_PROBLEM REQUIREMENTS_
An exact repetition of the listing is required.

_DATA TO PROCESS_
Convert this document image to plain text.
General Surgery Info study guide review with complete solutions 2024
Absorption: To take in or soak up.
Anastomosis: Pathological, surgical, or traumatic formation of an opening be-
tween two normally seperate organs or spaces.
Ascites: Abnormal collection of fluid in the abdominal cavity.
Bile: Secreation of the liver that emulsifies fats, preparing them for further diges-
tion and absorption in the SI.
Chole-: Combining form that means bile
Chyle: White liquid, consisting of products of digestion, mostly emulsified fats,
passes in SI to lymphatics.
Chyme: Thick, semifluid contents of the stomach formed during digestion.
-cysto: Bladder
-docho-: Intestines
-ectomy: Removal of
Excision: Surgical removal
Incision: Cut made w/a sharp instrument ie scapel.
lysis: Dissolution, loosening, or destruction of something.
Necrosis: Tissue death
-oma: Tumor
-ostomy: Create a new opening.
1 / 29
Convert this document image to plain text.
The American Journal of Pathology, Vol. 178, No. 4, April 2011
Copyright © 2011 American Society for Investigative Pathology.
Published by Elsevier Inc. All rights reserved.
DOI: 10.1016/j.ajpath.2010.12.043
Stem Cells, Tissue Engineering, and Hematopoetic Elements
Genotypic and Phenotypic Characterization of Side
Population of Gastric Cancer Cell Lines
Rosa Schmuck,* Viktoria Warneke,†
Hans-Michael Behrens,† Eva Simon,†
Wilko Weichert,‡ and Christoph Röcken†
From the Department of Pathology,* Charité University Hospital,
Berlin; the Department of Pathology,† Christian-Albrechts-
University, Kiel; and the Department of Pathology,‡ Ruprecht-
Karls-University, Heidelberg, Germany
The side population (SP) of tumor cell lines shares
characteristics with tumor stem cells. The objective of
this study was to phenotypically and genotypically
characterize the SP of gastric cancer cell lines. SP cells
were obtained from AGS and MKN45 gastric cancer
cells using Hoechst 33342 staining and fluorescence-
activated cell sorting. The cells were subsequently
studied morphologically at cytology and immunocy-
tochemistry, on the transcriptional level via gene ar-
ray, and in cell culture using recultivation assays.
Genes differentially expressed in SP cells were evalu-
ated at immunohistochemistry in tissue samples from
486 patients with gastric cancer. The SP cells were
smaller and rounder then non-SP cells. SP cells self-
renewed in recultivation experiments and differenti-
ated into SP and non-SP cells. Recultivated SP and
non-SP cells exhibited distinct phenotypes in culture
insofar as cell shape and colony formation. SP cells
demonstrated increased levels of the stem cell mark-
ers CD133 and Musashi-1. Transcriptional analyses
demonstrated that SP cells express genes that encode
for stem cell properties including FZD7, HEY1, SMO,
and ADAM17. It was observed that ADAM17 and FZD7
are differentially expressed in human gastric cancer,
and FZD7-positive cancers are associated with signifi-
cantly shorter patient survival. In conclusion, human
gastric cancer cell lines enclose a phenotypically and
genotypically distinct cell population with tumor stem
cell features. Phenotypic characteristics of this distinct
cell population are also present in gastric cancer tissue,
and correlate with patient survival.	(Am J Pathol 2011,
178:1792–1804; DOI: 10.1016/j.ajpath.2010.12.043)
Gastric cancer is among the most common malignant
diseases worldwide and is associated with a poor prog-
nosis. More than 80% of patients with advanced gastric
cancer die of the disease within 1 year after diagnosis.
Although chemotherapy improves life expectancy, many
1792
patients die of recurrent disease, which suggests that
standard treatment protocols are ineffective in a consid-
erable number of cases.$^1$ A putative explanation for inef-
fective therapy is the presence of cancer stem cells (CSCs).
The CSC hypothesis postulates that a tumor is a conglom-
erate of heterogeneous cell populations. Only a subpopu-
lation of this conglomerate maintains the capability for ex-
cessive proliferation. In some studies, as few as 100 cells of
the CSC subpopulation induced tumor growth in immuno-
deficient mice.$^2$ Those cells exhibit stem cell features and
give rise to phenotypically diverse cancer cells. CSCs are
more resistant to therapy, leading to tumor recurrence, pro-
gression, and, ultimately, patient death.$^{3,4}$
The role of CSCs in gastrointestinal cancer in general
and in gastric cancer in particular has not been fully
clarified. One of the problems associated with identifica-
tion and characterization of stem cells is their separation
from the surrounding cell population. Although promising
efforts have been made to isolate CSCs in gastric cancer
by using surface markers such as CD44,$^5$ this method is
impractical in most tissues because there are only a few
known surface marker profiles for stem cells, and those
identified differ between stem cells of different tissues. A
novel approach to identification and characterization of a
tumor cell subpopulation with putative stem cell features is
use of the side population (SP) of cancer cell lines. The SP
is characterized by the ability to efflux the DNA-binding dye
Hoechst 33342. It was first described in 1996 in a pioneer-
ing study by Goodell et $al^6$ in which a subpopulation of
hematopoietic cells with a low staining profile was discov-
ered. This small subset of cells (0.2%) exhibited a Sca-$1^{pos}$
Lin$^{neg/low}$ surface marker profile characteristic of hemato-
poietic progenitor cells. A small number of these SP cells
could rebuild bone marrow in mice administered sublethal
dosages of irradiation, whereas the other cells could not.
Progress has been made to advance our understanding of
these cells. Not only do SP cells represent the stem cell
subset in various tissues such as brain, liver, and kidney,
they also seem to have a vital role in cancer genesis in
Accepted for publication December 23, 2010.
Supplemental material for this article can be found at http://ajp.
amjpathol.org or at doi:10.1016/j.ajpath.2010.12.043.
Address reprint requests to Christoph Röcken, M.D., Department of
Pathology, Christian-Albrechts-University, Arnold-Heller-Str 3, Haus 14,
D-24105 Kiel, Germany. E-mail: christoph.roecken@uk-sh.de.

_WRITTEN ANSWER_
Convert this document image to plain text.
General Surgery Info study guide review with complete solutions 2024
Absorption: To take in or soak up.
Anastomosis: Pathological, surgical, or traumatic formation of an opening be-
tween two normally seperate organs or spaces.
Ascites: Abnormal collection of fluid in the abdominal cavity.
Bile: Secreation of the liver that emulsifies fats, preparing them for further diges-
tion and absorption in the SI.
Chole-: Combining form that means bile
Chyle: White liquid, consisting of products of digestion, mostly emulsified fats,
passes in SI to lymphatics.
Chyme: Thick, semifluid contents of the stomach formed during digestion.
-cysto: Bladder
-docho-: Intestines
-ectomy: Removal of
Excision: Surgical removal
Incision: Cut made w/a sharp instrument ie scapel.
lysis: Dissolution, loosening, or destruction of something.
Necrosis: Tissue death
-oma: Tumor
-ostomy: Create a new opening.
1 / 29
Convert this document image to plain text.
The American Journal of Pathology, Vol. 178, No. 4, April 2011
Copyright © 2011 American Society for Investigative Pathology.
Published by Elsevier Inc. All rights reserved.
DOI: 10.1016/j.ajpath.2010.12.043
Stem Cells, Tissue Engineering, and Hematopoetic Elements
Genotypic and Phenotypic Characterization of Side
Population of Gastric Cancer Cell Lines
Rosa Schmuck,* Viktoria Warneke,†
Hans-Michael Behrens,† Eva Simon,†
Wilko Weichert,‡ and Christoph Röcken†
From the Department of Pathology,* Charité University Hospital,
Berlin; the Department of Pathology,† Christian-Albrechts-
University, Kiel; and the Department of Pathology,‡ Ruprecht-
Karls-University, Heidelberg, Germany
The side population (SP) of tumor cell lines shares
characteristics with tumor stem cells. The objective of
this study was to phenotypically and genotypically
characterize the SP of gastric cancer cell lines. SP cells
were obtained from AGS and MKN45 gastric cancer
cells using Hoechst 33342 staining and fluorescence-
activated cell sorting. The cells were subsequently
studied morphologically at cytology and immunocy-
tochemistry, on the transcriptional level via gene ar-
ray, and in cell culture using recultivation assays.
Genes differentially expressed in SP cells were evalu-
ated at immunohistochemistry in tissue samples from
486 patients with gastric cancer. The SP cells were
smaller and rounder then non-SP cells. SP cells self-
renewed in recultivation experiments and differenti-
ated into SP and non-SP cells. Recultivated SP and
non-SP cells exhibited distinct phenotypes in culture
insofar as cell shape and colony formation. SP cells
demonstrated increased levels of the stem cell mark-
ers CD133 and Musashi-1. Transcriptional analyses
demonstrated that SP cells express genes that encode
for stem cell properties including FZD7, HEY1, SMO,
and ADAM17. It was observed that ADAM17 and FZD7
are differentially expressed in human gastric cancer,
and FZD7-positive cancers are associated with signifi-
cantly shorter patient survival. In conclusion, human
gastric cancer cell lines enclose a phenotypically and
genotypically distinct cell population with tumor stem
cell features. Phenotypic characteristics of this distinct
cell population are also present in gastric cancer tissue,
and correlate with patient survival.	(Am J Pathol 2011,
178:1792–1804; DOI: 10.1016/j.ajpath.2010.12.043)
Gastric cancer is among the most common malignant
diseases worldwide and is associated with a poor prog-
nosis. More than 80% of patients with advanced gastric
cancer die of the disease within 1 year after diagnosis.
Although chemotherapy improves life expectancy, many
1792
patients die of recurrent disease, which suggests that
standard treatment protocols are ineffective in a consid-
erable number of cases.$^1$ A putative explanation for inef-
fective therapy is the presence of cancer stem cells (CSCs).
The CSC hypothesis postulates that a tumor is a conglom-
erate of heterogeneous cell populations. Only a subpopu-
lation of this conglomerate maintains the capability for ex-
cessive proliferation. In some studies, as few as 100 cells of
the CSC subpopulation induced tumor growth in immuno-
deficient mice.$^2$ Those cells exhibit stem cell features and
give rise to phenotypically diverse cancer cells. CSCs are
more resistant to therapy, leading to tumor recurrence, pro-
gression, and, ultimately, patient death.$^{3,4}$
The role of CSCs in gastrointestinal cancer in general
and in gastric cancer in particular has not been fully
clarified. One of the problems associated with identifica-
tion and characterization of stem cells is their separation
from the surrounding cell population. Although promising
efforts have been made to isolate CSCs in gastric cancer
by using surface markers such as CD44,$^5$ this method is
impractical in most tissues because there are only a few
known surface marker profiles for stem cells, and those
identified differ between stem cells of different tissues. A
novel approach to identification and characterization of a
tumor cell subpopulation with putative stem cell features is
use of the side population (SP) of cancer cell lines. The SP
is characterized by the ability to efflux the DNA-binding dye
Hoechst 33342. It was first described in 1996 in a pioneer-
ing study by Goodell et $al^6$ in which a subpopulation of
hematopoietic cells with a low staining profile was discov-
ered. This small subset of cells (0.2%) exhibited a Sca-$1^{pos}$
Lin$^{neg/low}$ surface marker profile characteristic of hemato-
poietic progenitor cells. A small number of these SP cells
could rebuild bone marrow in mice administered sublethal
dosages of irradiation, whereas the other cells could not.
Progress has been made to advance our understanding of
these cells. Not only do SP cells represent the stem cell
subset in various tissues such as brain, liver, and kidney,
they also seem to have a vital role in cancer genesis in
Accepted for publication December 23, 2010.
Supplemental material for this article can be found at http://ajp.
amjpathol.org or at doi:10.1016/j.ajpath.2010.12.043.
Address reprint requests to Christoph Röcken, M.D., Department of
Pathology, Christian-Albrechts-University, Arnold-Heller-Str 3, Haus 14,
D-24105 Kiel, Germany. E-mail: christoph.roecken@uk-sh.de.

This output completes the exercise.